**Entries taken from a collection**
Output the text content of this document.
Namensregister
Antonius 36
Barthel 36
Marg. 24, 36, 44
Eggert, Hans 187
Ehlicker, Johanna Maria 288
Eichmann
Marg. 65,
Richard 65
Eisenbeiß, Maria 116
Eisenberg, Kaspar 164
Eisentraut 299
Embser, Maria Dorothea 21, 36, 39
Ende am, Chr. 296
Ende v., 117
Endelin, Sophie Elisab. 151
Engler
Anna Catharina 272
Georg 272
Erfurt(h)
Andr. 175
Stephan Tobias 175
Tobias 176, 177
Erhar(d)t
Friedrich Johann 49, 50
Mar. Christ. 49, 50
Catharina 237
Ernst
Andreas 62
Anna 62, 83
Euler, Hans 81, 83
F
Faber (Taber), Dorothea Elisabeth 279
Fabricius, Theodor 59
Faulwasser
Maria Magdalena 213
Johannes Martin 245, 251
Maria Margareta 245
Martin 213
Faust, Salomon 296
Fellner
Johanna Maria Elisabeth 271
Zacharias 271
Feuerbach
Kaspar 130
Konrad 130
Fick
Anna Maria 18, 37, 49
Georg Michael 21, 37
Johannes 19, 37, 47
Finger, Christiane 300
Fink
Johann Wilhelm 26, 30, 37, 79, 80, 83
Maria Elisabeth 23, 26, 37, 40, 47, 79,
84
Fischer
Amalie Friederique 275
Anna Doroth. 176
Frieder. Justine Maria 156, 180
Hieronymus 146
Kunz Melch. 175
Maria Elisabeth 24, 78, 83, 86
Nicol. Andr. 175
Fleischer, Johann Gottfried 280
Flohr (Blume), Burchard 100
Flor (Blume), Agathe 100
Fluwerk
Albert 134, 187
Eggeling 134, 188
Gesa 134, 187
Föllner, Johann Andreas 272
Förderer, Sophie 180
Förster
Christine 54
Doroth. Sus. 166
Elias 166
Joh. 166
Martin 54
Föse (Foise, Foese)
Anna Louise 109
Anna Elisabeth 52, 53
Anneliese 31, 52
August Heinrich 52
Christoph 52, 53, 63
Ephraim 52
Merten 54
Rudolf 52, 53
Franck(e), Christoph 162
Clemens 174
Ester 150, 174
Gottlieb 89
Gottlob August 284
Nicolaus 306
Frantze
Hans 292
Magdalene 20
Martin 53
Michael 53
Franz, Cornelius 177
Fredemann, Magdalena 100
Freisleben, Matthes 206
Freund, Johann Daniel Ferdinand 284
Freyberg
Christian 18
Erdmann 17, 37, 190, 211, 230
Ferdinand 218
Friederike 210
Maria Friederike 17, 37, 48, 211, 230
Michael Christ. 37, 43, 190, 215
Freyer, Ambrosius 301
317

**Aim**
Reproduce the complete data exactly as presented above.

**Response**
Output the text content of this document.
Namensregister
Antonius 36
Barthel 36
Marg. 24, 36, 44
Eggert, Hans 187
Ehlicker, Johanna Maria 288
Eichmann
Marg. 65,
Richard 65
Eisenbeiß, Maria 116
Eisenberg, Kaspar 164
Eisentraut 299
Embser, Maria Dorothea 21, 36, 39
Ende am, Chr. 296
Ende v., 117
Endelin, Sophie Elisab. 151
Engler
Anna Catharina 272
Georg 272
Erfurt(h)
Andr. 175
Stephan Tobias 175
Tobias 176, 177
Erhar(d)t
Friedrich Johann 49, 50
Mar. Christ. 49, 50
Catharina 237
Ernst
Andreas 62
Anna 62, 83
Euler, Hans 81, 83
F
Faber (Taber), Dorothea Elisabeth 279
Fabricius, Theodor 59
Faulwasser
Maria Magdalena 213
Johannes Martin 245, 251
Maria Margareta 245
Martin 213
Faust, Salomon 296
Fellner
Johanna Maria Elisabeth 271
Zacharias 271
Feuerbach
Kaspar 130
Konrad 130
Fick
Anna Maria 18, 37, 49
Georg Michael 21, 37
Johannes 19, 37, 47
Finger, Christiane 300
Fink
Johann Wilhelm 26, 30, 37, 79, 80, 83
Maria Elisabeth 23, 26, 37, 40, 47, 79,
84
Fischer
Amalie Friederique 275
Anna Doroth. 176
Frieder. Justine Maria 156, 180
Hieronymus 146
Kunz Melch. 175
Maria Elisabeth 24, 78, 83, 86
Nicol. Andr. 175
Fleischer, Johann Gottfried 280
Flohr (Blume), Burchard 100
Flor (Blume), Agathe 100
Fluwerk
Albert 134, 187
Eggeling 134, 188
Gesa 134, 187
Föllner, Johann Andreas 272
Förderer, Sophie 180
Förster
Christine 54
Doroth. Sus. 166
Elias 166
Joh. 166
Martin 54
Föse (Foise, Foese)
Anna Louise 109
Anna Elisabeth 52, 53
Anneliese 31, 52
August Heinrich 52
Christoph 52, 53, 63
Ephraim 52
Merten 54
Rudolf 52, 53
Franck(e), Christoph 162
Clemens 174
Ester 150, 174
Gottlieb 89
Gottlob August 284
Nicolaus 306
Frantze
Hans 292
Magdalene 20
Martin 53
Michael 53
Franz, Cornelius 177
Fredemann, Magdalena 100
Freisleben, Matthes 206
Freund, Johann Daniel Ferdinand 284
Freyberg
Christian 18
Erdmann 17, 37, 190, 211, 230
Ferdinand 218
Friederike 210
Maria Friederike 17, 37, 48, 211, 230
Michael Christ. 37, 43, 190, 215
Freyer, Ambrosius 301
317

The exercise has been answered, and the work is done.